Raw records
_ _ _

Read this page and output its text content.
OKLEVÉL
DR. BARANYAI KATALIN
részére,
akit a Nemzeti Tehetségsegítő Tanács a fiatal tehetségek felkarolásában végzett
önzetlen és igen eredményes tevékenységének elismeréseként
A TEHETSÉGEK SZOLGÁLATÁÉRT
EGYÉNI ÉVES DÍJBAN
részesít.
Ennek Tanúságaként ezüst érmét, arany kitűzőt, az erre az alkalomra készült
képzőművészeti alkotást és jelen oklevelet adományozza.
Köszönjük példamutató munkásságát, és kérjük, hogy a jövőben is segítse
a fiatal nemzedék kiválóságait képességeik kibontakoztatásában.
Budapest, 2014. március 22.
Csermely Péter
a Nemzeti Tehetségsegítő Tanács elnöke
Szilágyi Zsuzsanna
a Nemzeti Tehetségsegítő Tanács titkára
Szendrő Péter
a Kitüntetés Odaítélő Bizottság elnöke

_ _ _

## What you need to do
Using the material above, print every entry exactly as written.

## Problem solution
Read this page and output its text content.
OKLEVÉL
DR. BARANYAI KATALIN
részére,
akit a Nemzeti Tehetségsegítő Tanács a fiatal tehetségek felkarolásában végzett
önzetlen és igen eredményes tevékenységének elismeréseként
A TEHETSÉGEK SZOLGÁLATÁÉRT
EGYÉNI ÉVES DÍJBAN
részesít.
Ennek Tanúságaként ezüst érmét, arany kitűzőt, az erre az alkalomra készült
képzőművészeti alkotást és jelen oklevelet adományozza.
Köszönjük példamutató munkásságát, és kérjük, hogy a jövőben is segítse
a fiatal nemzedék kiválóságait képességeik kibontakoztatásában.
Budapest, 2014. március 22.
Csermely Péter
a Nemzeti Tehetségsegítő Tanács elnöke
Szilágyi Zsuzsanna
a Nemzeti Tehetségsegítő Tanács titkára
Szendrő Péter
a Kitüntetés Odaítélő Bizottság elnöke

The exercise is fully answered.